§ WHAT THE TASK ASKS:
Copy out the entries below precisely; nothing is to be omitted.

*** MATERIAL PROVIDED

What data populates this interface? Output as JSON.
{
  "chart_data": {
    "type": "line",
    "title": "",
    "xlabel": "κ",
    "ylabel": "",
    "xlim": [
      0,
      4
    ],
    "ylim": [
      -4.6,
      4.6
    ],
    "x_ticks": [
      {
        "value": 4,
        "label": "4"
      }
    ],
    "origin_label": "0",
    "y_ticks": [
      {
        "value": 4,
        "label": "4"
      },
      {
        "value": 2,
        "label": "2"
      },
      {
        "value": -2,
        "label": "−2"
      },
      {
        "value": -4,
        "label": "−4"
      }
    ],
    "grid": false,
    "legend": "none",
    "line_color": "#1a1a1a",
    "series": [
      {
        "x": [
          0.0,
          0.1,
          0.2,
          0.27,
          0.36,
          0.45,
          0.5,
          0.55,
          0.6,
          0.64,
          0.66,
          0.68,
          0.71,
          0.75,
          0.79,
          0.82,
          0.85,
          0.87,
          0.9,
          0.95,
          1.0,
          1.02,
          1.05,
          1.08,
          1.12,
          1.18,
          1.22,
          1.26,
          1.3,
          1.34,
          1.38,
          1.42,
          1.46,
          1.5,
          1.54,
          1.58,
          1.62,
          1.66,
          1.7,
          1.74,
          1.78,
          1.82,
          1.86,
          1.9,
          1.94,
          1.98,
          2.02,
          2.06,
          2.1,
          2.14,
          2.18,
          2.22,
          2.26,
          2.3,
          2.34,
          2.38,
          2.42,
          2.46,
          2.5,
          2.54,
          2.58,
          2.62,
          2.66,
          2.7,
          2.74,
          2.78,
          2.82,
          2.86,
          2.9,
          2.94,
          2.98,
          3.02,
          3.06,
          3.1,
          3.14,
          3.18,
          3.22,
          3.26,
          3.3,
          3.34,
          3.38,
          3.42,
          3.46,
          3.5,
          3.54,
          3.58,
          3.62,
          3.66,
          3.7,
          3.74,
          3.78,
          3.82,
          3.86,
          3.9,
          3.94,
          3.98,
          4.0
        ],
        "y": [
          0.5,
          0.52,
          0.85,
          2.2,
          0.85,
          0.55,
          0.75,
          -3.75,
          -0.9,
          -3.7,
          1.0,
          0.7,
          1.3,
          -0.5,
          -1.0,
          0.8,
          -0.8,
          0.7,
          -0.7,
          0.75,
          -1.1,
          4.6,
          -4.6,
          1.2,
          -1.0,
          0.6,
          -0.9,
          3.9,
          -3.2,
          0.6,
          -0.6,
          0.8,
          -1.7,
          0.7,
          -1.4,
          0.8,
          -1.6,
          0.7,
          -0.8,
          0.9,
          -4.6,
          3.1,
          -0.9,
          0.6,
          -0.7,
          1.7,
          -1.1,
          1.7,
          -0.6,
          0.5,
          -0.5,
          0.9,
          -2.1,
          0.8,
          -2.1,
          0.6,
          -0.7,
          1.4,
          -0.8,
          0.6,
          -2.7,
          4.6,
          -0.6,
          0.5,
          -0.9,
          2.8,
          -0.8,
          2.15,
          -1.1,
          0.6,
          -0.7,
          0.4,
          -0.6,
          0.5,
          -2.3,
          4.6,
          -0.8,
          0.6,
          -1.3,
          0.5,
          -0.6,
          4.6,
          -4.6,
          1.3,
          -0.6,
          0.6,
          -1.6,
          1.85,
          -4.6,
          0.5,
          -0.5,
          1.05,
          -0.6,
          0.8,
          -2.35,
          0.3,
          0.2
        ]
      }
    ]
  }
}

******

§ FULL RESPONSE:
What data populates this interface? Output as JSON.
{
  "chart_data": {
    "type": "line",
    "title": "",
    "xlabel": "κ",
    "ylabel": "",
    "xlim": [
      0,
      4
    ],
    "ylim": [
      -4.6,
      4.6
    ],
    "x_ticks": [
      {
        "value": 4,
        "label": "4"
      }
    ],
    "origin_label": "0",
    "y_ticks": [
      {
        "value": 4,
        "label": "4"
      },
      {
        "value": 2,
        "label": "2"
      },
      {
        "value": -2,
        "label": "−2"
      },
      {
        "value": -4,
        "label": "−4"
      }
    ],
    "grid": false,
    "legend": "none",
    "line_color": "#1a1a1a",
    "series": [
      {
        "x": [
          0.0,
          0.1,
          0.2,
          0.27,
          0.36,
          0.45,
          0.5,
          0.55,
          0.6,
          0.64,
          0.66,
          0.68,
          0.71,
          0.75,
          0.79,
          0.82,
          0.85,
          0.87,
          0.9,
          0.95,
          1.0,
          1.02,
          1.05,
          1.08,
          1.12,
          1.18,
          1.22,
          1.26,
          1.3,
          1.34,
          1.38,
          1.42,
          1.46,
          1.5,
          1.54,
          1.58,
          1.62,
          1.66,
          1.7,
          1.74,
          1.78,
          1.82,
          1.86,
          1.9,
          1.94,
          1.98,
          2.02,
          2.06,
          2.1,
          2.14,
          2.18,
          2.22,
          2.26,
          2.3,
          2.34,
          2.38,
          2.42,
          2.46,
          2.5,
          2.54,
          2.58,
          2.62,
          2.66,
          2.7,
          2.74,
          2.78,
          2.82,
          2.86,
          2.9,
          2.94,
          2.98,
          3.02,
          3.06,
          3.1,
          3.14,
          3.18,
          3.22,
          3.26,
          3.3,
          3.34,
          3.38,
          3.42,
          3.46,
          3.5,
          3.54,
          3.58,
          3.62,
          3.66,
          3.7,
          3.74,
          3.78,
          3.82,
          3.86,
          3.9,
          3.94,
          3.98,
          4.0
        ],
        "y": [
          0.5,
          0.52,
          0.85,
          2.2,
          0.85,
          0.55,
          0.75,
          -3.75,
          -0.9,
          -3.7,
          1.0,
          0.7,
          1.3,
          -0.5,
          -1.0,
          0.8,
          -0.8,
          0.7,
          -0.7,
          0.75,
          -1.1,
          4.6,
          -4.6,
          1.2,
          -1.0,
          0.6,
          -0.9,
          3.9,
          -3.2,
          0.6,
          -0.6,
          0.8,
          -1.7,
          0.7,
          -1.4,
          0.8,
          -1.6,
          0.7,
          -0.8,
          0.9,
          -4.6,
          3.1,
          -0.9,
          0.6,
          -0.7,
          1.7,
          -1.1,
          1.7,
          -0.6,
          0.5,
          -0.5,
          0.9,
          -2.1,
          0.8,
          -2.1,
          0.6,
          -0.7,
          1.4,
          -0.8,
          0.6,
          -2.7,
          4.6,
          -0.6,
          0.5,
          -0.9,
          2.8,
          -0.8,
          2.15,
          -1.1,
          0.6,
          -0.7,
          0.4,
          -0.6,
          0.5,
          -2.3,
          4.6,
          -0.8,
          0.6,
          -1.3,
          0.5,
          -0.6,
          4.6,
          -4.6,
          1.3,
          -0.6,
          0.6,
          -1.6,
          1.85,
          -4.6,
          0.5,
          -0.5,
          1.05,
          -0.6,
          0.8,
          -2.35,
          0.3,
          0.2
        ]
      }
    ]
  }
}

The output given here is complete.